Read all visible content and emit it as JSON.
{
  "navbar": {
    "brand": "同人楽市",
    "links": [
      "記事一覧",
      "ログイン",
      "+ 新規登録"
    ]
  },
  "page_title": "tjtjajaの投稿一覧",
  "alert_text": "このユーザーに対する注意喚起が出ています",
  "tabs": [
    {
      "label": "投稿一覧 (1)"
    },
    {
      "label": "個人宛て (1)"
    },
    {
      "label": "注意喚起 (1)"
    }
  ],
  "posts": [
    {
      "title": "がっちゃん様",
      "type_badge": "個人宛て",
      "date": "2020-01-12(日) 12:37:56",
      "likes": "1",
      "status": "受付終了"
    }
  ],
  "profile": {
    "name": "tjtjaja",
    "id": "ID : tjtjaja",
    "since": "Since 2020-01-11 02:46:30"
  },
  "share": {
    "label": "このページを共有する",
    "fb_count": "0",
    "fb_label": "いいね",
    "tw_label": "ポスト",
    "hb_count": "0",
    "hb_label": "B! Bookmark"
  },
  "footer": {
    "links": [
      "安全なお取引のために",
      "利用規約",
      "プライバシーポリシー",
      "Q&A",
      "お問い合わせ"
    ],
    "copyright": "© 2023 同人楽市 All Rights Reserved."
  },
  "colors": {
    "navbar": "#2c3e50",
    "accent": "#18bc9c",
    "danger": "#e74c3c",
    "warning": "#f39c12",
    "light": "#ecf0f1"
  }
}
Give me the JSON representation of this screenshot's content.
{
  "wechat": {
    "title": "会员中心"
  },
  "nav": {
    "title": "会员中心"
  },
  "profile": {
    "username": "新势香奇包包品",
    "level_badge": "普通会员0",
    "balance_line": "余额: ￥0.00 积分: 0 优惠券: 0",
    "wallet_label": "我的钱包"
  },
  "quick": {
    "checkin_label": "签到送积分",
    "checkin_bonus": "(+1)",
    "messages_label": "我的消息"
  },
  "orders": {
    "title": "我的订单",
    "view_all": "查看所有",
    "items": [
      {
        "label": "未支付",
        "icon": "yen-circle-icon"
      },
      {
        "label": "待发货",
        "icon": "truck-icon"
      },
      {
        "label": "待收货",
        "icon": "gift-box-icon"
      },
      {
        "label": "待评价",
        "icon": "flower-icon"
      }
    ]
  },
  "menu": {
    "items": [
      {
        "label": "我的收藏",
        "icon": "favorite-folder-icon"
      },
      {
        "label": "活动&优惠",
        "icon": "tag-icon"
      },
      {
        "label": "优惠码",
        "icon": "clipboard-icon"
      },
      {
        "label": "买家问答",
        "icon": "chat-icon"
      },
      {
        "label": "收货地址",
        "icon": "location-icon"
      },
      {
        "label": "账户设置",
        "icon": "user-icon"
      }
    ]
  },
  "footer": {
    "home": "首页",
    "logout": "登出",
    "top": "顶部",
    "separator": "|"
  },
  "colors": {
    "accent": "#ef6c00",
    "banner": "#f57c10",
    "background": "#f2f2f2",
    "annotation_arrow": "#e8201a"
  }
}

__________________________________________________

• **Task statement**
Copy out the whole listing exactly.

• **Response to this exercise**
Read all visible content and emit it as JSON.
{
  "navbar": {
    "brand": "同人楽市",
    "links": [
      "記事一覧",
      "ログイン",
      "+ 新規登録"
    ]
  },
  "page_title": "tjtjajaの投稿一覧",
  "alert_text": "このユーザーに対する注意喚起が出ています",
  "tabs": [
    {
      "label": "投稿一覧 (1)"
    },
    {
      "label": "個人宛て (1)"
    },
    {
      "label": "注意喚起 (1)"
    }
  ],
  "posts": [
    {
      "title": "がっちゃん様",
      "type_badge": "個人宛て",
      "date": "2020-01-12(日) 12:37:56",
      "likes": "1",
      "status": "受付終了"
    }
  ],
  "profile": {
    "name": "tjtjaja",
    "id": "ID : tjtjaja",
    "since": "Since 2020-01-11 02:46:30"
  },
  "share": {
    "label": "このページを共有する",
    "fb_count": "0",
    "fb_label": "いいね",
    "tw_label": "ポスト",
    "hb_count": "0",
    "hb_label": "B! Bookmark"
  },
  "footer": {
    "links": [
      "安全なお取引のために",
      "利用規約",
      "プライバシーポリシー",
      "Q&A",
      "お問い合わせ"
    ],
    "copyright": "© 2023 同人楽市 All Rights Reserved."
  },
  "colors": {
    "navbar": "#2c3e50",
    "accent": "#18bc9c",
    "danger": "#e74c3c",
    "warning": "#f39c12",
    "light": "#ecf0f1"
  }
}
Give me the JSON representation of this screenshot's content.
{
  "wechat": {
    "title": "会员中心"
  },
  "nav": {
    "title": "会员中心"
  },
  "profile": {
    "username": "新势香奇包包品",
    "level_badge": "普通会员0",
    "balance_line": "余额: ￥0.00 积分: 0 优惠券: 0",
    "wallet_label": "我的钱包"
  },
  "quick": {
    "checkin_label": "签到送积分",
    "checkin_bonus": "(+1)",
    "messages_label": "我的消息"
  },
  "orders": {
    "title": "我的订单",
    "view_all": "查看所有",
    "items": [
      {
        "label": "未支付",
        "icon": "yen-circle-icon"
      },
      {
        "label": "待发货",
        "icon": "truck-icon"
      },
      {
        "label": "待收货",
        "icon": "gift-box-icon"
      },
      {
        "label": "待评价",
        "icon": "flower-icon"
      }
    ]
  },
  "menu": {
    "items": [
      {
        "label": "我的收藏",
        "icon": "favorite-folder-icon"
      },
      {
        "label": "活动&优惠",
        "icon": "tag-icon"
      },
      {
        "label": "优惠码",
        "icon": "clipboard-icon"
      },
      {
        "label": "买家问答",
        "icon": "chat-icon"
      },
      {
        "label": "收货地址",
        "icon": "location-icon"
      },
      {
        "label": "账户设置",
        "icon": "user-icon"
      }
    ]
  },
  "footer": {
    "home": "首页",
    "logout": "登出",
    "top": "顶部",
    "separator": "|"
  },
  "colors": {
    "accent": "#ef6c00",
    "banner": "#f57c10",
    "background": "#f2f2f2",
    "annotation_arrow": "#e8201a"
  }
}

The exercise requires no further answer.